## START

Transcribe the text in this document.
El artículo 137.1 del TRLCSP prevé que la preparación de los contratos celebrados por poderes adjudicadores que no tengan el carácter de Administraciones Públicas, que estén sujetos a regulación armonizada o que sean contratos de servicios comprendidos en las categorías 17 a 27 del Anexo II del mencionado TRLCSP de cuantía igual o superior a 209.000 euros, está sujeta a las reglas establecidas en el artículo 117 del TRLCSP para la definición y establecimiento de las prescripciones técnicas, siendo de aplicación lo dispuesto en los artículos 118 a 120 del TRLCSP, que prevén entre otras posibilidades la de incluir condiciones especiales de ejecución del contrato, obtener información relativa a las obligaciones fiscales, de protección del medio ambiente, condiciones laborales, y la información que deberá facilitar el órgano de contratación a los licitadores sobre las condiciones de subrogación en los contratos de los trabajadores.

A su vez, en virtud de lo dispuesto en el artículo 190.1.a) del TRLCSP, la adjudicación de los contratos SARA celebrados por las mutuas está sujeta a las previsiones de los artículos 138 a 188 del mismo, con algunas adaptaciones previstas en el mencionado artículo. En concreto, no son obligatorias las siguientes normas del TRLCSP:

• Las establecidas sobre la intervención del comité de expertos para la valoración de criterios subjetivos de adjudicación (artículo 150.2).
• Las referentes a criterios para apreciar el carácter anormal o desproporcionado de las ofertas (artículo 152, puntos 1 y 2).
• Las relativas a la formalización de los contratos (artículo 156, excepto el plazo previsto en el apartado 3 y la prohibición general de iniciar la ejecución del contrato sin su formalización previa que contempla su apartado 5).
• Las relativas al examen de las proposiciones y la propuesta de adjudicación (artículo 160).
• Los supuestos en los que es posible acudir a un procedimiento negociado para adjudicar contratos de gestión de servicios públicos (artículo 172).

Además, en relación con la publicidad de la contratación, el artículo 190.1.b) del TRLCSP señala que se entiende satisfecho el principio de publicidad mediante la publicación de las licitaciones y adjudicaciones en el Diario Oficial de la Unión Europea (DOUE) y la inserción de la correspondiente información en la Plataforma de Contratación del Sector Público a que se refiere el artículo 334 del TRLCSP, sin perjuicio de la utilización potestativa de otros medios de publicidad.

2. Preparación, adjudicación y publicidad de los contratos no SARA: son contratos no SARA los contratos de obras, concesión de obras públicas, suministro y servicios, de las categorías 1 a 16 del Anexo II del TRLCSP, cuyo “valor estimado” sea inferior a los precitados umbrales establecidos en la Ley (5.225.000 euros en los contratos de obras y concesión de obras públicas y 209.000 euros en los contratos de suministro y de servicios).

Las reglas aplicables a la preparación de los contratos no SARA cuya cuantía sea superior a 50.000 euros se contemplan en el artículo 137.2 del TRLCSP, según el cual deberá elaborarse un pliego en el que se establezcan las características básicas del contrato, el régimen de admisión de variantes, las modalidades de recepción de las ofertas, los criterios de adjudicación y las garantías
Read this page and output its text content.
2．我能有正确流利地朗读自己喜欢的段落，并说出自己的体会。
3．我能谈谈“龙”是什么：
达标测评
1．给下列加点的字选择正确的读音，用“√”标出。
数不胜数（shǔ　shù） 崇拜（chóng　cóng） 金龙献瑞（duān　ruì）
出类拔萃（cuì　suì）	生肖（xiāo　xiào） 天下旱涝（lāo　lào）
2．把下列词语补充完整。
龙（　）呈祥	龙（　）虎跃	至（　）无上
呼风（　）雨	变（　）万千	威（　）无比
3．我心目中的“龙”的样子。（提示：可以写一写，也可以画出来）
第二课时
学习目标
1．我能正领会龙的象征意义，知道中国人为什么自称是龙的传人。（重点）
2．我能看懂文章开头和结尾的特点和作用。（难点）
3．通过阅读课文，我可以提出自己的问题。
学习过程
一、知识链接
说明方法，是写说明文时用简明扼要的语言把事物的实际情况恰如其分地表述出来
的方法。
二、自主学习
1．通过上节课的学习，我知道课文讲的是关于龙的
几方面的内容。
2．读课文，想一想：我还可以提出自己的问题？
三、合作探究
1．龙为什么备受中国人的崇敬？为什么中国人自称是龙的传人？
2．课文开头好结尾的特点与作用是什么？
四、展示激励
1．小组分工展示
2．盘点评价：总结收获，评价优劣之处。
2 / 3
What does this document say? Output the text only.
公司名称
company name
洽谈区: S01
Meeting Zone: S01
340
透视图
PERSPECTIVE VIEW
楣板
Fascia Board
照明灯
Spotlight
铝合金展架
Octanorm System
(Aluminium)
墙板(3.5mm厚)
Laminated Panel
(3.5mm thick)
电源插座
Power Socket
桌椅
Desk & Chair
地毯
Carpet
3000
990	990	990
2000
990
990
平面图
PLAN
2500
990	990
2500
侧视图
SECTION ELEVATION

## END

Pull out every line of the entries that includes the word "text".

# Response
Transcribe the text in this document.
Read this page and output its text content.
What does this document say? Output the text only.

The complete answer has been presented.